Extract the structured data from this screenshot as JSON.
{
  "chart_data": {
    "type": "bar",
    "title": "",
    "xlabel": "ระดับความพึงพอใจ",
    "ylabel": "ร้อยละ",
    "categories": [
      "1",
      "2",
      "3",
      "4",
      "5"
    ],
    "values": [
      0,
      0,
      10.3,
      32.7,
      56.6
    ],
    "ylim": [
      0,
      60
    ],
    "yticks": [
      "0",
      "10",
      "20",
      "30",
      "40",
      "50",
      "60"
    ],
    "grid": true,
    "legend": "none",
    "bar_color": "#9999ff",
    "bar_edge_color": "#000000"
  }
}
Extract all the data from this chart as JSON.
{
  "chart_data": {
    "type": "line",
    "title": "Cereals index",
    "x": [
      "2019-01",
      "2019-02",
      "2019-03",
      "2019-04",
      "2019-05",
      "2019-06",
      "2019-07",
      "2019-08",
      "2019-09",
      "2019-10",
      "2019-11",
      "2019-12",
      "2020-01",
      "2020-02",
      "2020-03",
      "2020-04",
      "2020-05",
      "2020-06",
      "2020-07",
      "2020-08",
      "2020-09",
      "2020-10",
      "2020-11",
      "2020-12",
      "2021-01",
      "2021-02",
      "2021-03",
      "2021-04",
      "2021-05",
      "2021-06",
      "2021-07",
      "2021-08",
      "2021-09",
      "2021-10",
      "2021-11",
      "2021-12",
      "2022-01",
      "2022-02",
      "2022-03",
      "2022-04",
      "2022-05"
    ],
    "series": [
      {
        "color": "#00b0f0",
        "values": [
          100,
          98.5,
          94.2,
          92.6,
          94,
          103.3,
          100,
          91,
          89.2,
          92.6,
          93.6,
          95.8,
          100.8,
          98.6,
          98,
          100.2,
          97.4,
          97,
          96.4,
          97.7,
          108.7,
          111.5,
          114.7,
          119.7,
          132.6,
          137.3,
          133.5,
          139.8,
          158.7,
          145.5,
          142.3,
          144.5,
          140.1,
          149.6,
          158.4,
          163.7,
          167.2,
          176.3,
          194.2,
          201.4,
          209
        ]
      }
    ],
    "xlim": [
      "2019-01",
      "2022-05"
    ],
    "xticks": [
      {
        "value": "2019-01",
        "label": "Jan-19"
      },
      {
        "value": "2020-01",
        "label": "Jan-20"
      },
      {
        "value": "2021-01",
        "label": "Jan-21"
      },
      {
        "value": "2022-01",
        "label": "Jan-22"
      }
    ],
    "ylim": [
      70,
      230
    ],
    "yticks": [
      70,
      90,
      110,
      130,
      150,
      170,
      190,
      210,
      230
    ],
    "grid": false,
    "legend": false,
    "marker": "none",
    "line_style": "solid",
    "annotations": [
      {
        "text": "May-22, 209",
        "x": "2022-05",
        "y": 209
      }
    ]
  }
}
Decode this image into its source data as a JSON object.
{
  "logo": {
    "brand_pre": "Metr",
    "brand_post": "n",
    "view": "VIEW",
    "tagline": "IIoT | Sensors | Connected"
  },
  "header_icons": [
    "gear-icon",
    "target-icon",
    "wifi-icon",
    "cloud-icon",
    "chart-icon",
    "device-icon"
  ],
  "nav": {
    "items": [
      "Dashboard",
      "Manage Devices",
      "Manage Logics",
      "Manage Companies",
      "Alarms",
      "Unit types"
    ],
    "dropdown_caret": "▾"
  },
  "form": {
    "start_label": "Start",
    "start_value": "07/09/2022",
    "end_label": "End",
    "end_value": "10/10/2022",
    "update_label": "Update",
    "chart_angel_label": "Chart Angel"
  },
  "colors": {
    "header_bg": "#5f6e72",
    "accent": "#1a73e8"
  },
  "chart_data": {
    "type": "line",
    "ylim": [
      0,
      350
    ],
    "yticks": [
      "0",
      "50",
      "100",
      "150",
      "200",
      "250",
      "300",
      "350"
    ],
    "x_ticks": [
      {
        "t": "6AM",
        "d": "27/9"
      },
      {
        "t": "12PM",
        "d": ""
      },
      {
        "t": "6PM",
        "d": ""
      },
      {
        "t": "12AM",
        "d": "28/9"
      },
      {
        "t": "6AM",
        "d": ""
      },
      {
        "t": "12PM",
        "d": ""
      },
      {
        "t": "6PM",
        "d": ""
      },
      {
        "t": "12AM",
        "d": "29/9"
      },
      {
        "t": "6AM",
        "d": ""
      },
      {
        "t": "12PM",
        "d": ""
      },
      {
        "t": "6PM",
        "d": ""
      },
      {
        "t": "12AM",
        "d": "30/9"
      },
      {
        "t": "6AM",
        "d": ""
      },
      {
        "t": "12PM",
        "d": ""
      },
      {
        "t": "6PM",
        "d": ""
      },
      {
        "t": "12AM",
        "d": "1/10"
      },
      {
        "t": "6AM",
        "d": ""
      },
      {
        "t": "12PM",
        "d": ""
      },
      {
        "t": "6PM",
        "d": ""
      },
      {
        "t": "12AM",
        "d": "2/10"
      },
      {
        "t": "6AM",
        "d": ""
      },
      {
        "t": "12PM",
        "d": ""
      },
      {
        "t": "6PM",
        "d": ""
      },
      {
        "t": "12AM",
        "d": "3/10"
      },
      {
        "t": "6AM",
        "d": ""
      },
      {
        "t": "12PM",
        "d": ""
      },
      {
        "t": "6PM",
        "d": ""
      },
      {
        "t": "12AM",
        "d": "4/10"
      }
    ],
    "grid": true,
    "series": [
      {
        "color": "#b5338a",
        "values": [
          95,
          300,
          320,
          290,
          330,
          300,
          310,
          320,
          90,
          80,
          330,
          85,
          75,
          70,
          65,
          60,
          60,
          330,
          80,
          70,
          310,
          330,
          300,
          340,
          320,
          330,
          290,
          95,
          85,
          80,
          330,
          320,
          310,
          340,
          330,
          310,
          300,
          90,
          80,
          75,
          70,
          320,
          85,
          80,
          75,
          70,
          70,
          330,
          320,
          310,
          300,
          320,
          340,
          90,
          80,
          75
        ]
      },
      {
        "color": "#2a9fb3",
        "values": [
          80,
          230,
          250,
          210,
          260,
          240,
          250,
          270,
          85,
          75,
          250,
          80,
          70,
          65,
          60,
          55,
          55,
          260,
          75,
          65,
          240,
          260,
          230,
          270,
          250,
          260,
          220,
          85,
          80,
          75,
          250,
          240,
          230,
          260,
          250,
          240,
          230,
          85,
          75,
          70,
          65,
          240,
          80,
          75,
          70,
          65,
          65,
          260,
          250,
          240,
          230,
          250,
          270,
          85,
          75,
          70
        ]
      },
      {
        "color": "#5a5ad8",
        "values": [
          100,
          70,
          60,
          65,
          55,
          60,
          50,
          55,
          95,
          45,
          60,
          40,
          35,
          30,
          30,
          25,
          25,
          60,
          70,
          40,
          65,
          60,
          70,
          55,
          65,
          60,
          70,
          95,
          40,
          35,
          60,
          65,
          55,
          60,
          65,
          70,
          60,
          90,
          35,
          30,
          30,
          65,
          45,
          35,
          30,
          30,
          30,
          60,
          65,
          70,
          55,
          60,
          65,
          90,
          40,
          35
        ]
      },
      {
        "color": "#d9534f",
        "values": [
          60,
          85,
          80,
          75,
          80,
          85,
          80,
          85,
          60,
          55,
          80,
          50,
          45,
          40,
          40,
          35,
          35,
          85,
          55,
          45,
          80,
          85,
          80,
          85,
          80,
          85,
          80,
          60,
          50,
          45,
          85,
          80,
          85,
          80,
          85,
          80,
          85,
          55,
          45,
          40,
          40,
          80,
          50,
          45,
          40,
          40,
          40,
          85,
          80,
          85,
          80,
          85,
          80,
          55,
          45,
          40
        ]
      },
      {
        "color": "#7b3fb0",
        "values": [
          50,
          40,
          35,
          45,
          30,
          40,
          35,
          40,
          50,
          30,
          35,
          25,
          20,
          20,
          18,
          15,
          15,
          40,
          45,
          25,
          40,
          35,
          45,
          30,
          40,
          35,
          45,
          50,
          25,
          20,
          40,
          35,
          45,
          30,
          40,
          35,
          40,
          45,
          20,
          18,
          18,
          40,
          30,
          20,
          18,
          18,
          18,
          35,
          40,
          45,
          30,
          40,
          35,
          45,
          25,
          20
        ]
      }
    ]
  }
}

--*--

What is being asked »
Say how many lines of the data hold the string "JSON". Reply with the number alone.

Written response »
3